## [DIRECTIONS FOR THIS TASK]
Keep only the lines of the listing that include the word "每个小朋友分几支", and copy them.

+++ INFORMATION PROVIDED

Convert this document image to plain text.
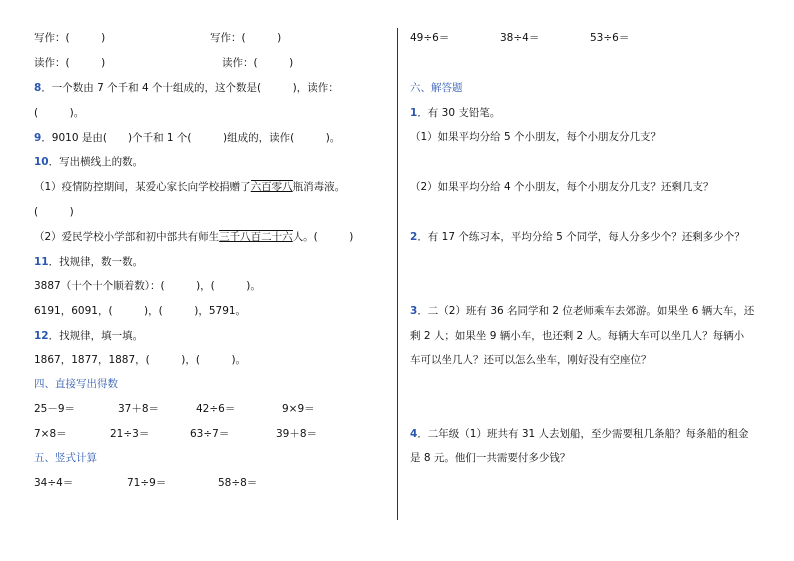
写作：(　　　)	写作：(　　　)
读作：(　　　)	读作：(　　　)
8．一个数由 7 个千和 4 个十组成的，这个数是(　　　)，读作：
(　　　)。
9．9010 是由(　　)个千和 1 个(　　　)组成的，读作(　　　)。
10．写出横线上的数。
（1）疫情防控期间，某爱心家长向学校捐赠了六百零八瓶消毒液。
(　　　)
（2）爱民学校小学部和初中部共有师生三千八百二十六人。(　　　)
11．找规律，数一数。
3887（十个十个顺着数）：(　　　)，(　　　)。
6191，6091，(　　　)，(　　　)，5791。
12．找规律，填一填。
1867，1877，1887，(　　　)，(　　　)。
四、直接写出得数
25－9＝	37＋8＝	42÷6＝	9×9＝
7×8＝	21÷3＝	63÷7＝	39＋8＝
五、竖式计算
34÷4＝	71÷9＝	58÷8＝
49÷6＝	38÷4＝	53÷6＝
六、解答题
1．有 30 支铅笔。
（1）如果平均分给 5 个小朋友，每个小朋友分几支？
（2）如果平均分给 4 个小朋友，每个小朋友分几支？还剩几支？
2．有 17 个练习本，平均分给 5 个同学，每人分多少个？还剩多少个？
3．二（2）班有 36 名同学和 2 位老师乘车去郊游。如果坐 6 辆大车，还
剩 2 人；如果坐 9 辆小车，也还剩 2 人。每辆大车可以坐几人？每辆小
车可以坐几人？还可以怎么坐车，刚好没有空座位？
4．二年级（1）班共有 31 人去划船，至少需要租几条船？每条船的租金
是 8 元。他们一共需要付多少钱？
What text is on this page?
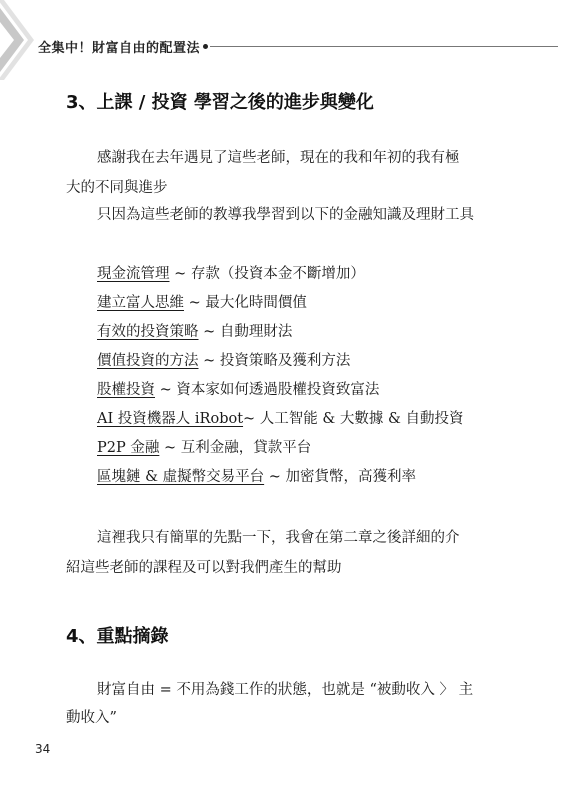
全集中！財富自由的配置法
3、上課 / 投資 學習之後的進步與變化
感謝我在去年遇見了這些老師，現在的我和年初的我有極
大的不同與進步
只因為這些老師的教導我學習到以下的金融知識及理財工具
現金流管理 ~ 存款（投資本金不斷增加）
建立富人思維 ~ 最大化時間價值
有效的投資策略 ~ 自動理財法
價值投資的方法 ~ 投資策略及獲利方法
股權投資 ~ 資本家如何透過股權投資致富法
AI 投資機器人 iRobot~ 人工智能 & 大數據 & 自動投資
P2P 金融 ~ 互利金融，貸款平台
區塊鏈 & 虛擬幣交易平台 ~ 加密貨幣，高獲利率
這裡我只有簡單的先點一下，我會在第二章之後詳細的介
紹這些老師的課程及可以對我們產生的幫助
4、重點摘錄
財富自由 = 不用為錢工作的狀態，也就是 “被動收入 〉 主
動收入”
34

++++++

## [SOLUTION FOR THIS EXERCISE]
（1）如果平均分给 5 个小朋友，每个小朋友分几支？
（2）如果平均分给 4 个小朋友，每个小朋友分几支？还剩几支？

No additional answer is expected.